**SOURCE DATA**
BEGIN

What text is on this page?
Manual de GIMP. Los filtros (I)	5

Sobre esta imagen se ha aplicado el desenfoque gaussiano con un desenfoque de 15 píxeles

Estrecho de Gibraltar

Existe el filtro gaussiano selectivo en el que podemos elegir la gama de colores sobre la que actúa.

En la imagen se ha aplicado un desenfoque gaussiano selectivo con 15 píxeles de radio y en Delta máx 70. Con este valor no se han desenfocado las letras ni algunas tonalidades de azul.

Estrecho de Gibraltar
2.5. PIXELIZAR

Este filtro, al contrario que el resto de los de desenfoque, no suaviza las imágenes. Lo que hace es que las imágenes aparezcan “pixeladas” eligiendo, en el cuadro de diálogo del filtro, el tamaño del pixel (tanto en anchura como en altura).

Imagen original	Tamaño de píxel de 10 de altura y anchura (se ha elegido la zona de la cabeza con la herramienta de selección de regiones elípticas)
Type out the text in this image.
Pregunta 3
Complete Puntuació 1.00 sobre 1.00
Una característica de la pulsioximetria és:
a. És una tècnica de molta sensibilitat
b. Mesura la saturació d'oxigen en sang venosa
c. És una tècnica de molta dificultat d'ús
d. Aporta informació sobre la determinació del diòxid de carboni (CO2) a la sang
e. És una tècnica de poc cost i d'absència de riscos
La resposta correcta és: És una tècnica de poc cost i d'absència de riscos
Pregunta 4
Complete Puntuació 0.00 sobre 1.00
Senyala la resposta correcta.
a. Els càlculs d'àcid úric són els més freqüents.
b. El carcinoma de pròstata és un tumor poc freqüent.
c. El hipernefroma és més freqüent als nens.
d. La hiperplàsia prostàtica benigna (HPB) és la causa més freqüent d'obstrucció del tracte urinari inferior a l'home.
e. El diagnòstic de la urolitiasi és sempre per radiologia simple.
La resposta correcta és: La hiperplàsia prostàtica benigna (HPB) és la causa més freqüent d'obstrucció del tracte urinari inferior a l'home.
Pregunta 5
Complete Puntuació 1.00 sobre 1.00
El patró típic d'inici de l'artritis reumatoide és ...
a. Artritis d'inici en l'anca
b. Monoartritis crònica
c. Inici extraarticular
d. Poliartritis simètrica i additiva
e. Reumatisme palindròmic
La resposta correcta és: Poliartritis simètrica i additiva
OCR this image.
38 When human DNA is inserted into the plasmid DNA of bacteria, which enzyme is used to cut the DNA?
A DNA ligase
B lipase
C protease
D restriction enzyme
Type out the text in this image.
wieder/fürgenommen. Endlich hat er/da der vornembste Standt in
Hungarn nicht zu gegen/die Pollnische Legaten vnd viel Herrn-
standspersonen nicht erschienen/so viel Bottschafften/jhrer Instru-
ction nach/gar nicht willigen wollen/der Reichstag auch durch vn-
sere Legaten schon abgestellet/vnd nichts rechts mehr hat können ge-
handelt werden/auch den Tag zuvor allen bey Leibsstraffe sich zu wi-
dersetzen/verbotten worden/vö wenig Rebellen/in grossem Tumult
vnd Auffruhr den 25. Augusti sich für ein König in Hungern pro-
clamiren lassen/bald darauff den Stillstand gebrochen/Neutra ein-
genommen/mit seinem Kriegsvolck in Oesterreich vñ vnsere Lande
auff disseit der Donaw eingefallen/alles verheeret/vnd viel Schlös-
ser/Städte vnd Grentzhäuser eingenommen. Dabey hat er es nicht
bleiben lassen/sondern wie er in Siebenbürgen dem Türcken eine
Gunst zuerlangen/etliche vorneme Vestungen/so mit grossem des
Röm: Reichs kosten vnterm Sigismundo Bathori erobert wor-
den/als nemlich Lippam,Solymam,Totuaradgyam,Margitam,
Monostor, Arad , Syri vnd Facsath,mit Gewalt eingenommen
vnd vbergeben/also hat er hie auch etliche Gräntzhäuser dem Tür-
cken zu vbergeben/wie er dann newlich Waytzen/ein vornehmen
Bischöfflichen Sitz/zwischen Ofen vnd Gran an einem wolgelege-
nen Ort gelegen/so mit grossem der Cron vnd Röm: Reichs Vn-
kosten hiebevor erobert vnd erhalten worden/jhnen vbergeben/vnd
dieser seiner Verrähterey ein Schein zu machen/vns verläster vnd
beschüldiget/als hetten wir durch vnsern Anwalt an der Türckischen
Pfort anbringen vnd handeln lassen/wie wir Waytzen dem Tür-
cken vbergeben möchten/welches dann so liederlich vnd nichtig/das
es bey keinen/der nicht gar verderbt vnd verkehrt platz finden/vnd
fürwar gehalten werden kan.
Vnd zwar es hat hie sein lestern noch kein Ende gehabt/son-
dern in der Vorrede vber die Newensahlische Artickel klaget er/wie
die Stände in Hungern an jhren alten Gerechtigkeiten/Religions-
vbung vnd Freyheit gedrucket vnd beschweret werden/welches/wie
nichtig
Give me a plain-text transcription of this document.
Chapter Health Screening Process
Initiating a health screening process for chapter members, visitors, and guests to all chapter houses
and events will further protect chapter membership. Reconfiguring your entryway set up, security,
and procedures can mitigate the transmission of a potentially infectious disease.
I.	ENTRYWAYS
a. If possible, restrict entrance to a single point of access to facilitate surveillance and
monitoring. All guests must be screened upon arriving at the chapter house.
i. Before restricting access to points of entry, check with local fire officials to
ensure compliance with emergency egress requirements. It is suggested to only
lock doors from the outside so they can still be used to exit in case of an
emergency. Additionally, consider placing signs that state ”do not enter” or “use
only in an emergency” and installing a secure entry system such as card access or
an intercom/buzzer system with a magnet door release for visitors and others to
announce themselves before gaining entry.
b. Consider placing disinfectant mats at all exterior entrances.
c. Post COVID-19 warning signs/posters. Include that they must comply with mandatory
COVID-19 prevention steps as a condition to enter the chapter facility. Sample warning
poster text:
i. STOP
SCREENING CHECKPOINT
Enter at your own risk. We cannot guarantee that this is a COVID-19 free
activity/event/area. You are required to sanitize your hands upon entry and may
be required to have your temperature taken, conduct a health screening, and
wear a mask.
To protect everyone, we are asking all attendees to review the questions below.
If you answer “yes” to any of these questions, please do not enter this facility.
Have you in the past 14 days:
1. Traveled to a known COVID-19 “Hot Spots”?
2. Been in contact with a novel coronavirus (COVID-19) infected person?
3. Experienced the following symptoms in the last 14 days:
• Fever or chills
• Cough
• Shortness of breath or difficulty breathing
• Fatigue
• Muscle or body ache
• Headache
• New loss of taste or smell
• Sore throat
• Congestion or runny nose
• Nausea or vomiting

END

**TASK OBJECTIVE**
Your answer must be the full set of entries, copied exactly.

**EXPECTED ANSWER**
What text is on this page?
Manual de GIMP. Los filtros (I)	5

Sobre esta imagen se ha aplicado el desenfoque gaussiano con un desenfoque de 15 píxeles

Estrecho de Gibraltar

Existe el filtro gaussiano selectivo en el que podemos elegir la gama de colores sobre la que actúa.

En la imagen se ha aplicado un desenfoque gaussiano selectivo con 15 píxeles de radio y en Delta máx 70. Con este valor no se han desenfocado las letras ni algunas tonalidades de azul.

Estrecho de Gibraltar
2.5. PIXELIZAR

Este filtro, al contrario que el resto de los de desenfoque, no suaviza las imágenes. Lo que hace es que las imágenes aparezcan “pixeladas” eligiendo, en el cuadro de diálogo del filtro, el tamaño del pixel (tanto en anchura como en altura).

Imagen original	Tamaño de píxel de 10 de altura y anchura (se ha elegido la zona de la cabeza con la herramienta de selección de regiones elípticas)
Type out the text in this image.
Pregunta 3
Complete Puntuació 1.00 sobre 1.00
Una característica de la pulsioximetria és:
a. És una tècnica de molta sensibilitat
b. Mesura la saturació d'oxigen en sang venosa
c. És una tècnica de molta dificultat d'ús
d. Aporta informació sobre la determinació del diòxid de carboni (CO2) a la sang
e. És una tècnica de poc cost i d'absència de riscos
La resposta correcta és: És una tècnica de poc cost i d'absència de riscos
Pregunta 4
Complete Puntuació 0.00 sobre 1.00
Senyala la resposta correcta.
a. Els càlculs d'àcid úric són els més freqüents.
b. El carcinoma de pròstata és un tumor poc freqüent.
c. El hipernefroma és més freqüent als nens.
d. La hiperplàsia prostàtica benigna (HPB) és la causa més freqüent d'obstrucció del tracte urinari inferior a l'home.
e. El diagnòstic de la urolitiasi és sempre per radiologia simple.
La resposta correcta és: La hiperplàsia prostàtica benigna (HPB) és la causa més freqüent d'obstrucció del tracte urinari inferior a l'home.
Pregunta 5
Complete Puntuació 1.00 sobre 1.00
El patró típic d'inici de l'artritis reumatoide és ...
a. Artritis d'inici en l'anca
b. Monoartritis crònica
c. Inici extraarticular
d. Poliartritis simètrica i additiva
e. Reumatisme palindròmic
La resposta correcta és: Poliartritis simètrica i additiva
OCR this image.
38 When human DNA is inserted into the plasmid DNA of bacteria, which enzyme is used to cut the DNA?
A DNA ligase
B lipase
C protease
D restriction enzyme
Type out the text in this image.
wieder/fürgenommen. Endlich hat er/da der vornembste Standt in
Hungarn nicht zu gegen/die Pollnische Legaten vnd viel Herrn-
standspersonen nicht erschienen/so viel Bottschafften/jhrer Instru-
ction nach/gar nicht willigen wollen/der Reichstag auch durch vn-
sere Legaten schon abgestellet/vnd nichts rechts mehr hat können ge-
handelt werden/auch den Tag zuvor allen bey Leibsstraffe sich zu wi-
dersetzen/verbotten worden/vö wenig Rebellen/in grossem Tumult
vnd Auffruhr den 25. Augusti sich für ein König in Hungern pro-
clamiren lassen/bald darauff den Stillstand gebrochen/Neutra ein-
genommen/mit seinem Kriegsvolck in Oesterreich vñ vnsere Lande
auff disseit der Donaw eingefallen/alles verheeret/vnd viel Schlös-
ser/Städte vnd Grentzhäuser eingenommen. Dabey hat er es nicht
bleiben lassen/sondern wie er in Siebenbürgen dem Türcken eine
Gunst zuerlangen/etliche vorneme Vestungen/so mit grossem des
Röm: Reichs kosten vnterm Sigismundo Bathori erobert wor-
den/als nemlich Lippam,Solymam,Totuaradgyam,Margitam,
Monostor, Arad , Syri vnd Facsath,mit Gewalt eingenommen
vnd vbergeben/also hat er hie auch etliche Gräntzhäuser dem Tür-
cken zu vbergeben/wie er dann newlich Waytzen/ein vornehmen
Bischöfflichen Sitz/zwischen Ofen vnd Gran an einem wolgelege-
nen Ort gelegen/so mit grossem der Cron vnd Röm: Reichs Vn-
kosten hiebevor erobert vnd erhalten worden/jhnen vbergeben/vnd
dieser seiner Verrähterey ein Schein zu machen/vns verläster vnd
beschüldiget/als hetten wir durch vnsern Anwalt an der Türckischen
Pfort anbringen vnd handeln lassen/wie wir Waytzen dem Tür-
cken vbergeben möchten/welches dann so liederlich vnd nichtig/das
es bey keinen/der nicht gar verderbt vnd verkehrt platz finden/vnd
fürwar gehalten werden kan.
Vnd zwar es hat hie sein lestern noch kein Ende gehabt/son-
dern in der Vorrede vber die Newensahlische Artickel klaget er/wie
die Stände in Hungern an jhren alten Gerechtigkeiten/Religions-
vbung vnd Freyheit gedrucket vnd beschweret werden/welches/wie
nichtig
Give me a plain-text transcription of this document.
Chapter Health Screening Process
Initiating a health screening process for chapter members, visitors, and guests to all chapter houses
and events will further protect chapter membership. Reconfiguring your entryway set up, security,
and procedures can mitigate the transmission of a potentially infectious disease.
I.	ENTRYWAYS
a. If possible, restrict entrance to a single point of access to facilitate surveillance and
monitoring. All guests must be screened upon arriving at the chapter house.
i. Before restricting access to points of entry, check with local fire officials to
ensure compliance with emergency egress requirements. It is suggested to only
lock doors from the outside so they can still be used to exit in case of an
emergency. Additionally, consider placing signs that state ”do not enter” or “use
only in an emergency” and installing a secure entry system such as card access or
an intercom/buzzer system with a magnet door release for visitors and others to
announce themselves before gaining entry.
b. Consider placing disinfectant mats at all exterior entrances.
c. Post COVID-19 warning signs/posters. Include that they must comply with mandatory
COVID-19 prevention steps as a condition to enter the chapter facility. Sample warning
poster text:
i. STOP
SCREENING CHECKPOINT
Enter at your own risk. We cannot guarantee that this is a COVID-19 free
activity/event/area. You are required to sanitize your hands upon entry and may
be required to have your temperature taken, conduct a health screening, and
wear a mask.
To protect everyone, we are asking all attendees to review the questions below.
If you answer “yes” to any of these questions, please do not enter this facility.
Have you in the past 14 days:
1. Traveled to a known COVID-19 “Hot Spots”?
2. Been in contact with a novel coronavirus (COVID-19) infected person?
3. Experienced the following symptoms in the last 14 days:
• Fever or chills
• Cough
• Shortness of breath or difficulty breathing
• Fatigue
• Muscle or body ache
• Headache
• New loss of taste or smell
• Sore throat
• Congestion or runny nose
• Nausea or vomiting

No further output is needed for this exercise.